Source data
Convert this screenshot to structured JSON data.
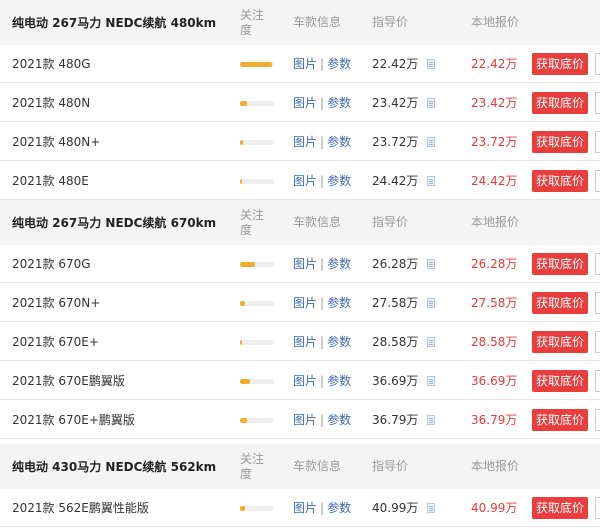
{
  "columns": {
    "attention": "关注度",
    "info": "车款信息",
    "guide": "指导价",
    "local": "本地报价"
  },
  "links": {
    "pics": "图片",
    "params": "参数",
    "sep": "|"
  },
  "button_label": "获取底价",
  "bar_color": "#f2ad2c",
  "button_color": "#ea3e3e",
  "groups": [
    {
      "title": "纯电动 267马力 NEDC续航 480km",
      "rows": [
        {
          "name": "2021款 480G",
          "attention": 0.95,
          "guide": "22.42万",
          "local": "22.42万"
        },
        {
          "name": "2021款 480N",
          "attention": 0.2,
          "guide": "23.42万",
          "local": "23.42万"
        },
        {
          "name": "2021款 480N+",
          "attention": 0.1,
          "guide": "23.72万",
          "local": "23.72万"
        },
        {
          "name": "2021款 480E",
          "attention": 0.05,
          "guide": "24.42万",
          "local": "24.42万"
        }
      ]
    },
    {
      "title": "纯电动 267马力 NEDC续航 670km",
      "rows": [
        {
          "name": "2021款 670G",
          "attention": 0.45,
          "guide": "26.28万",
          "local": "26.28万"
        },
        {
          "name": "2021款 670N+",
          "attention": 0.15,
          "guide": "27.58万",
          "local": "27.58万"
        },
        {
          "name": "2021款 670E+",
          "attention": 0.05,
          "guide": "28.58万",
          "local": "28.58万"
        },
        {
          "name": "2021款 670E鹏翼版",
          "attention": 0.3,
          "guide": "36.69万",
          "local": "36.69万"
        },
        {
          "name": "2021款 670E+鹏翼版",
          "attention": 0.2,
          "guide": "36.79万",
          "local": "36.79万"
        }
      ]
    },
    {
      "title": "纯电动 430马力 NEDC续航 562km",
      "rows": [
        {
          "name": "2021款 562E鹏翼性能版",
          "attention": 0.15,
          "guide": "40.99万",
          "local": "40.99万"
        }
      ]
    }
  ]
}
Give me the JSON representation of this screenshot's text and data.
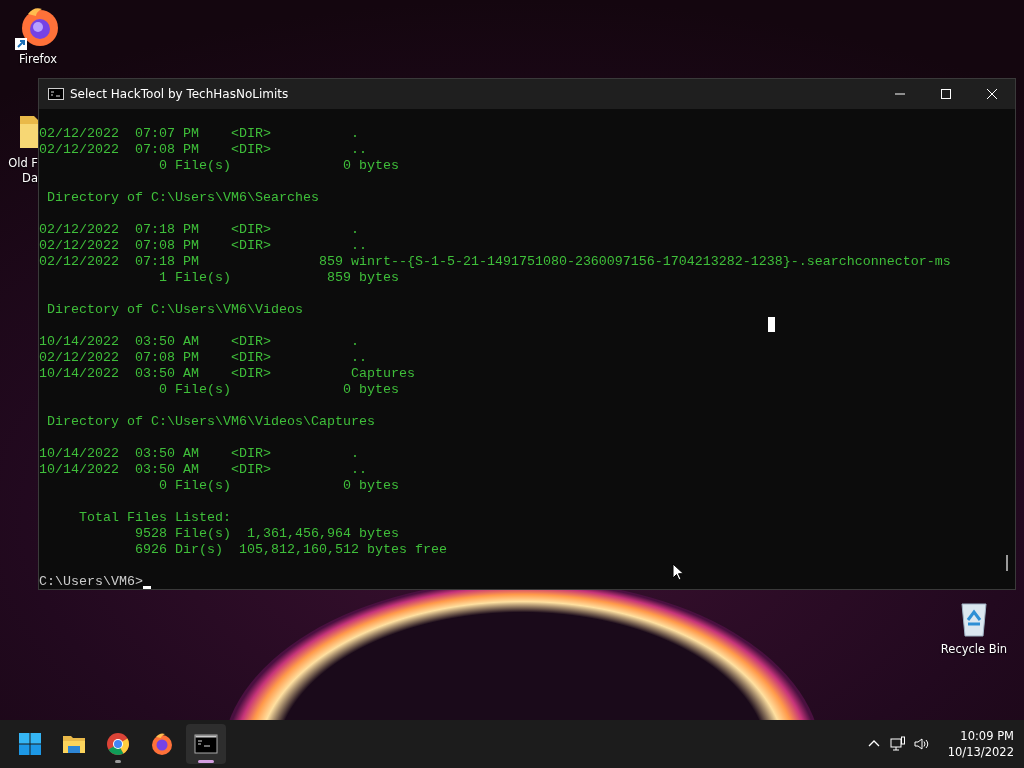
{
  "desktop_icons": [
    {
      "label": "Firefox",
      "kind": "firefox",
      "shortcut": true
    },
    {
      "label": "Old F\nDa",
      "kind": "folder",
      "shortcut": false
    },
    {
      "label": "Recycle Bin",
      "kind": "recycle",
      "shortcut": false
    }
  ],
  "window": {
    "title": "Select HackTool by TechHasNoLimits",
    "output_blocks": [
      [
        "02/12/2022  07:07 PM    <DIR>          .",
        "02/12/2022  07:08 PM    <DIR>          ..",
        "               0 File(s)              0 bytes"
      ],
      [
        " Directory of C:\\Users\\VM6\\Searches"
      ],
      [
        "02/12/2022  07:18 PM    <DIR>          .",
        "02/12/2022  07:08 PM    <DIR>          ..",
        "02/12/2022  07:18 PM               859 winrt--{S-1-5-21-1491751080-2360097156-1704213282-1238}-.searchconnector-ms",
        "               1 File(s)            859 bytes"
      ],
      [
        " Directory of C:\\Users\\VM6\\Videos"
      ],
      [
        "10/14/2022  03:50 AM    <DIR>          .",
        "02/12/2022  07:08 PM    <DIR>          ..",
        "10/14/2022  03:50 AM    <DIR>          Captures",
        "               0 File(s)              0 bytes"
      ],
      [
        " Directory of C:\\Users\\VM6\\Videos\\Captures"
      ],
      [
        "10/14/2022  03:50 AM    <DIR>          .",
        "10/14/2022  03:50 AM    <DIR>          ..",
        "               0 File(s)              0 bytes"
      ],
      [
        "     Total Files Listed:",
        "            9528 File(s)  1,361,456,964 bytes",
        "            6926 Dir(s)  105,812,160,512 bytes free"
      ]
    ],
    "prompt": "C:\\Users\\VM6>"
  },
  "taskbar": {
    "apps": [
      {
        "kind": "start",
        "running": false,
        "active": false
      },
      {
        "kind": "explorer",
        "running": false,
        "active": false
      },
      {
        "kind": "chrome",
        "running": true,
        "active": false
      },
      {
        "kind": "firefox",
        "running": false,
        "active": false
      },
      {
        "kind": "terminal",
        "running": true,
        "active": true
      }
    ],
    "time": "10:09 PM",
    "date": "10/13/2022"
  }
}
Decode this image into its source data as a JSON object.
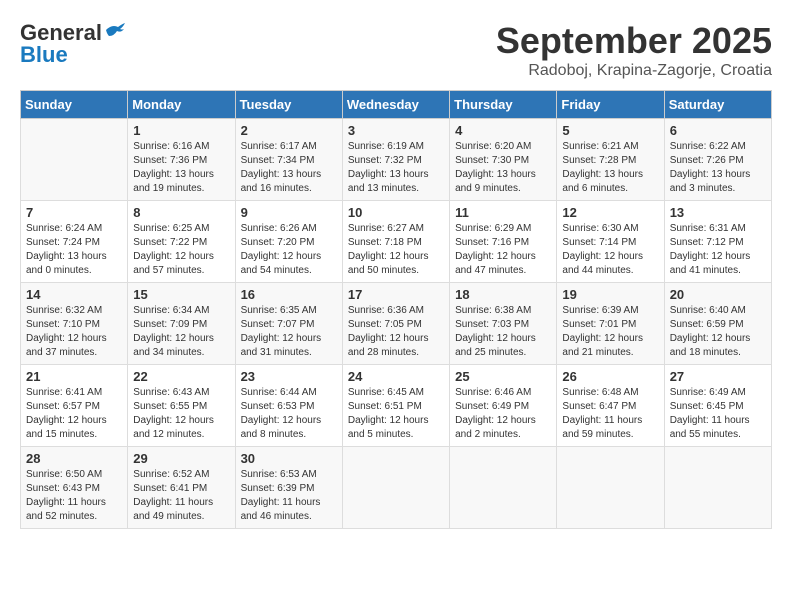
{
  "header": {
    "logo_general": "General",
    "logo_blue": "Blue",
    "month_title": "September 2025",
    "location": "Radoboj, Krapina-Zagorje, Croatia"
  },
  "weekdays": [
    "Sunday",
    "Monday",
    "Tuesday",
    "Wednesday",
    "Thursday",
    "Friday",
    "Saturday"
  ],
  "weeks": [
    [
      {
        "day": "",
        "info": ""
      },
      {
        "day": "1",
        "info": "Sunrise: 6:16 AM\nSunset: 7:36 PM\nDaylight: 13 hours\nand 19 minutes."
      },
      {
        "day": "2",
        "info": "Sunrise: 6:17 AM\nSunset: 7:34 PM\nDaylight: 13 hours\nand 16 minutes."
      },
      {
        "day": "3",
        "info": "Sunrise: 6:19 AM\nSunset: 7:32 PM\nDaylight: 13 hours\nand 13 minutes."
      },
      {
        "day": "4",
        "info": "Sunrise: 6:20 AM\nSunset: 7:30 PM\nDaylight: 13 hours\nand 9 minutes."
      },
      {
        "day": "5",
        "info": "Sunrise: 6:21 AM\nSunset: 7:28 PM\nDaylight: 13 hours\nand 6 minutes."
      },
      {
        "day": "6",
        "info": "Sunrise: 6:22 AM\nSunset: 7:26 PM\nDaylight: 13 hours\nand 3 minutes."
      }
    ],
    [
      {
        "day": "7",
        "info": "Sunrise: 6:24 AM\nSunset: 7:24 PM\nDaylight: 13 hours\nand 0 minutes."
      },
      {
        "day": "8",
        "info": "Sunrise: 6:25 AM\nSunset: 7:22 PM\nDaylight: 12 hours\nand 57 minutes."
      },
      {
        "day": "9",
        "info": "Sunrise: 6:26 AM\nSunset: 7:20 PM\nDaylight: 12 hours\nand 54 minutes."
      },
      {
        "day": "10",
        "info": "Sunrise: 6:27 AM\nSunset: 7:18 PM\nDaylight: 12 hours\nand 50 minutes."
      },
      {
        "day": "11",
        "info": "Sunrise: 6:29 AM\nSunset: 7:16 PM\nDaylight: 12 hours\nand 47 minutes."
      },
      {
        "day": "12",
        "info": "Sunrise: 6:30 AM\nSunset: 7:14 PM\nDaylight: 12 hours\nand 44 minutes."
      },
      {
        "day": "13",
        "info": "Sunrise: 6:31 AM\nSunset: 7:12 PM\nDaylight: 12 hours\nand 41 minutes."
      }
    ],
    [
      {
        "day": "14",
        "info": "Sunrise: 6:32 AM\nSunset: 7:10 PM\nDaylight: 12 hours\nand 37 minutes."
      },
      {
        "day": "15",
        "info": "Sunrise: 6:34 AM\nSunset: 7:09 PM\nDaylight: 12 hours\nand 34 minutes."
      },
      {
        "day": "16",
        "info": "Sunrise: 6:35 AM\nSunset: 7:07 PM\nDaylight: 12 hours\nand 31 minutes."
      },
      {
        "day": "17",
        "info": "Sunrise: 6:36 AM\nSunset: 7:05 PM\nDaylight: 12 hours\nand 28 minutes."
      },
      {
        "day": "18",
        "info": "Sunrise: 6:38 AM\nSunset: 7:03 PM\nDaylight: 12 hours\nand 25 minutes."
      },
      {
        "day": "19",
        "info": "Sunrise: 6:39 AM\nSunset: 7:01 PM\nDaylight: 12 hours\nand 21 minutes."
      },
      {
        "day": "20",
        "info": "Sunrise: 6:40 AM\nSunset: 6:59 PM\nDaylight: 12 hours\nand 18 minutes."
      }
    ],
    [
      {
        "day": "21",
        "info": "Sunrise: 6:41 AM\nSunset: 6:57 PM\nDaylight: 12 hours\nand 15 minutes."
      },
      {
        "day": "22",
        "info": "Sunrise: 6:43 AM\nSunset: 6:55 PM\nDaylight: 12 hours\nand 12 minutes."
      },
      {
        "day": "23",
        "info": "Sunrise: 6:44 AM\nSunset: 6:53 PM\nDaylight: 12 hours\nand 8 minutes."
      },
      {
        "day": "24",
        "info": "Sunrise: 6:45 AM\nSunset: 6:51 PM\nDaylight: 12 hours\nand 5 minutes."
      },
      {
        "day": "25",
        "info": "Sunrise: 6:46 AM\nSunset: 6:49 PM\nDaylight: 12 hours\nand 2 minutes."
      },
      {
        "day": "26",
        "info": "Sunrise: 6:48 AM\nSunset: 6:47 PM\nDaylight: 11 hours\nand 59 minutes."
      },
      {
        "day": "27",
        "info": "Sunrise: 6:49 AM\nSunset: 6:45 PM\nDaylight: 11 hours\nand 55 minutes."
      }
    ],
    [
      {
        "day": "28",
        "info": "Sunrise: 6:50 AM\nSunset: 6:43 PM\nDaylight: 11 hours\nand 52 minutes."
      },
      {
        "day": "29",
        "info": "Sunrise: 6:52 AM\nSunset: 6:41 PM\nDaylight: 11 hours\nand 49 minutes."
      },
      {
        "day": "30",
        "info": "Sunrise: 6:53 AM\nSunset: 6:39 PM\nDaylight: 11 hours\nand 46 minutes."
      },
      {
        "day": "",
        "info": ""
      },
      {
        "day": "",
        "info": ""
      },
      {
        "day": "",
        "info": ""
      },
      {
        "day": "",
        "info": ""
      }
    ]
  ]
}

...

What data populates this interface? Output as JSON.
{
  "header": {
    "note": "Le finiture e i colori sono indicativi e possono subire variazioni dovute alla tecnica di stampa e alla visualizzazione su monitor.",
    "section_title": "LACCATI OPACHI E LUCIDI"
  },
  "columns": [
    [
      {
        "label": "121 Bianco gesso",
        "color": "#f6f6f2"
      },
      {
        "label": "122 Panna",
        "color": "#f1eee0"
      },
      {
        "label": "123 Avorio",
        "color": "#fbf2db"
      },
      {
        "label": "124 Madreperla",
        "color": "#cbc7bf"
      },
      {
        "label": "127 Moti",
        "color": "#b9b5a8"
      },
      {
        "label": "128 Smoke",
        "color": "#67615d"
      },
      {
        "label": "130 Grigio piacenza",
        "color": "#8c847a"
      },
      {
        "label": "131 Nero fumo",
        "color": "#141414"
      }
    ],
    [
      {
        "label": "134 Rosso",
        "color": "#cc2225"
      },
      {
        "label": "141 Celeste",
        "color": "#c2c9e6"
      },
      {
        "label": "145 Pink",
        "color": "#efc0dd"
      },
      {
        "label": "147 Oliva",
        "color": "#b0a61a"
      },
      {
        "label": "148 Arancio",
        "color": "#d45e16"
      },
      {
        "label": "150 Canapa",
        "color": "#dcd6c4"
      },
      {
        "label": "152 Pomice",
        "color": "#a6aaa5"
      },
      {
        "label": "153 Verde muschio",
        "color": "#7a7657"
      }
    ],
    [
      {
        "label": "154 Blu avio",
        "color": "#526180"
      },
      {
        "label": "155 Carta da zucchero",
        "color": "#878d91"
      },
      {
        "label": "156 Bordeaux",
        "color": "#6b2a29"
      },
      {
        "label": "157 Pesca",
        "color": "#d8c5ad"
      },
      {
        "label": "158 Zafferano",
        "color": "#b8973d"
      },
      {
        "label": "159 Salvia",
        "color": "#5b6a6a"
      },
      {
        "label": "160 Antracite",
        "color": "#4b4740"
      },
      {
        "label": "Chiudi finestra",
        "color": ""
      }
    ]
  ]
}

WHAT TO WORK ON:
State how many lines of the records above contain "guide", with no words besides the number.

FINAL ANSWER:
11